>> begin Data in this exercise

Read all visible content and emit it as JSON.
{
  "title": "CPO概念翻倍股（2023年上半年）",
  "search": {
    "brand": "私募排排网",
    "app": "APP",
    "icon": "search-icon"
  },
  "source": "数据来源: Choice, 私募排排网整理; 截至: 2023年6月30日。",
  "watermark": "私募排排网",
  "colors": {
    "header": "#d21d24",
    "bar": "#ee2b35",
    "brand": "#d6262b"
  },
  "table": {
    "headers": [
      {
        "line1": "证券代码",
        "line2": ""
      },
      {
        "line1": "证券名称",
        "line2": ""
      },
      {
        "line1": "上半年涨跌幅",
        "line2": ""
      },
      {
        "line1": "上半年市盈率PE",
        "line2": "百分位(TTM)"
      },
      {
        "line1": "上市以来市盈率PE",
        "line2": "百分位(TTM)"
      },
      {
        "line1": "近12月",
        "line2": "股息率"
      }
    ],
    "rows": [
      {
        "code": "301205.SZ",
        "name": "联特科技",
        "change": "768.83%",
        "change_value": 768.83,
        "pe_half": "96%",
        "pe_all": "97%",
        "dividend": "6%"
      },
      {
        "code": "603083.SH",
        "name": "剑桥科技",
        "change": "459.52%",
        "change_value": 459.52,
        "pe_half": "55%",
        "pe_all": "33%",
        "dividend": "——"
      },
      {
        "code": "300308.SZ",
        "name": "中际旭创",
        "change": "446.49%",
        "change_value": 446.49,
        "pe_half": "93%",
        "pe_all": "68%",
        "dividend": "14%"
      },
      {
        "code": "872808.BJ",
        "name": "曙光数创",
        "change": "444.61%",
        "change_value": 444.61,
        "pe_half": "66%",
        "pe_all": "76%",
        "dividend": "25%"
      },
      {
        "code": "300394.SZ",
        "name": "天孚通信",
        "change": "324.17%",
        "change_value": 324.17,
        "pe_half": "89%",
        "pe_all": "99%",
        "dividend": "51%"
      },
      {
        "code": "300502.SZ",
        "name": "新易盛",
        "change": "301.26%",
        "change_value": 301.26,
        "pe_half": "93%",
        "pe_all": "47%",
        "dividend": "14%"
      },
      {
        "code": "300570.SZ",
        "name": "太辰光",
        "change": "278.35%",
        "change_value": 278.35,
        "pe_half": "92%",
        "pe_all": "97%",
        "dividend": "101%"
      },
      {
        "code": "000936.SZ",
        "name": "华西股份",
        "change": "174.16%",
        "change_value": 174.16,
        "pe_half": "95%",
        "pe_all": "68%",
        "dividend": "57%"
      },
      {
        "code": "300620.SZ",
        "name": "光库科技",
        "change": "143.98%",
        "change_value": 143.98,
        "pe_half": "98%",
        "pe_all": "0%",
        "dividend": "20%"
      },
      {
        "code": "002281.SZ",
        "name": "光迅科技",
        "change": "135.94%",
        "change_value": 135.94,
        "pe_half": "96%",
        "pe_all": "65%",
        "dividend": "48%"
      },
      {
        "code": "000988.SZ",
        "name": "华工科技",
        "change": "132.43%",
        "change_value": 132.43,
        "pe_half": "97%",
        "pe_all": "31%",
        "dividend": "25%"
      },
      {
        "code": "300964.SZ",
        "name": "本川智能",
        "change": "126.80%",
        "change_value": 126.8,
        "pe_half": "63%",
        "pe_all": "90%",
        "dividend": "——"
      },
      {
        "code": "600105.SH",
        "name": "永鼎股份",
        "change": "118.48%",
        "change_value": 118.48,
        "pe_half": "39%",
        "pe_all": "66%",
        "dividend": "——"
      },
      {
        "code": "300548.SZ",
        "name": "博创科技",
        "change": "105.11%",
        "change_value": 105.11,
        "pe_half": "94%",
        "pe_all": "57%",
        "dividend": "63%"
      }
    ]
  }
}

>> end Data in this exercise

◆ The request
Each line must be given again exactly as written above.

◆ Output of the task
Read all visible content and emit it as JSON.
{
  "title": "CPO概念翻倍股（2023年上半年）",
  "search": {
    "brand": "私募排排网",
    "app": "APP",
    "icon": "search-icon"
  },
  "source": "数据来源: Choice, 私募排排网整理; 截至: 2023年6月30日。",
  "watermark": "私募排排网",
  "colors": {
    "header": "#d21d24",
    "bar": "#ee2b35",
    "brand": "#d6262b"
  },
  "table": {
    "headers": [
      {
        "line1": "证券代码",
        "line2": ""
      },
      {
        "line1": "证券名称",
        "line2": ""
      },
      {
        "line1": "上半年涨跌幅",
        "line2": ""
      },
      {
        "line1": "上半年市盈率PE",
        "line2": "百分位(TTM)"
      },
      {
        "line1": "上市以来市盈率PE",
        "line2": "百分位(TTM)"
      },
      {
        "line1": "近12月",
        "line2": "股息率"
      }
    ],
    "rows": [
      {
        "code": "301205.SZ",
        "name": "联特科技",
        "change": "768.83%",
        "change_value": 768.83,
        "pe_half": "96%",
        "pe_all": "97%",
        "dividend": "6%"
      },
      {
        "code": "603083.SH",
        "name": "剑桥科技",
        "change": "459.52%",
        "change_value": 459.52,
        "pe_half": "55%",
        "pe_all": "33%",
        "dividend": "——"
      },
      {
        "code": "300308.SZ",
        "name": "中际旭创",
        "change": "446.49%",
        "change_value": 446.49,
        "pe_half": "93%",
        "pe_all": "68%",
        "dividend": "14%"
      },
      {
        "code": "872808.BJ",
        "name": "曙光数创",
        "change": "444.61%",
        "change_value": 444.61,
        "pe_half": "66%",
        "pe_all": "76%",
        "dividend": "25%"
      },
      {
        "code": "300394.SZ",
        "name": "天孚通信",
        "change": "324.17%",
        "change_value": 324.17,
        "pe_half": "89%",
        "pe_all": "99%",
        "dividend": "51%"
      },
      {
        "code": "300502.SZ",
        "name": "新易盛",
        "change": "301.26%",
        "change_value": 301.26,
        "pe_half": "93%",
        "pe_all": "47%",
        "dividend": "14%"
      },
      {
        "code": "300570.SZ",
        "name": "太辰光",
        "change": "278.35%",
        "change_value": 278.35,
        "pe_half": "92%",
        "pe_all": "97%",
        "dividend": "101%"
      },
      {
        "code": "000936.SZ",
        "name": "华西股份",
        "change": "174.16%",
        "change_value": 174.16,
        "pe_half": "95%",
        "pe_all": "68%",
        "dividend": "57%"
      },
      {
        "code": "300620.SZ",
        "name": "光库科技",
        "change": "143.98%",
        "change_value": 143.98,
        "pe_half": "98%",
        "pe_all": "0%",
        "dividend": "20%"
      },
      {
        "code": "002281.SZ",
        "name": "光迅科技",
        "change": "135.94%",
        "change_value": 135.94,
        "pe_half": "96%",
        "pe_all": "65%",
        "dividend": "48%"
      },
      {
        "code": "000988.SZ",
        "name": "华工科技",
        "change": "132.43%",
        "change_value": 132.43,
        "pe_half": "97%",
        "pe_all": "31%",
        "dividend": "25%"
      },
      {
        "code": "300964.SZ",
        "name": "本川智能",
        "change": "126.80%",
        "change_value": 126.8,
        "pe_half": "63%",
        "pe_all": "90%",
        "dividend": "——"
      },
      {
        "code": "600105.SH",
        "name": "永鼎股份",
        "change": "118.48%",
        "change_value": 118.48,
        "pe_half": "39%",
        "pe_all": "66%",
        "dividend": "——"
      },
      {
        "code": "300548.SZ",
        "name": "博创科技",
        "change": "105.11%",
        "change_value": 105.11,
        "pe_half": "94%",
        "pe_all": "57%",
        "dividend": "63%"
      }
    ]
  }
}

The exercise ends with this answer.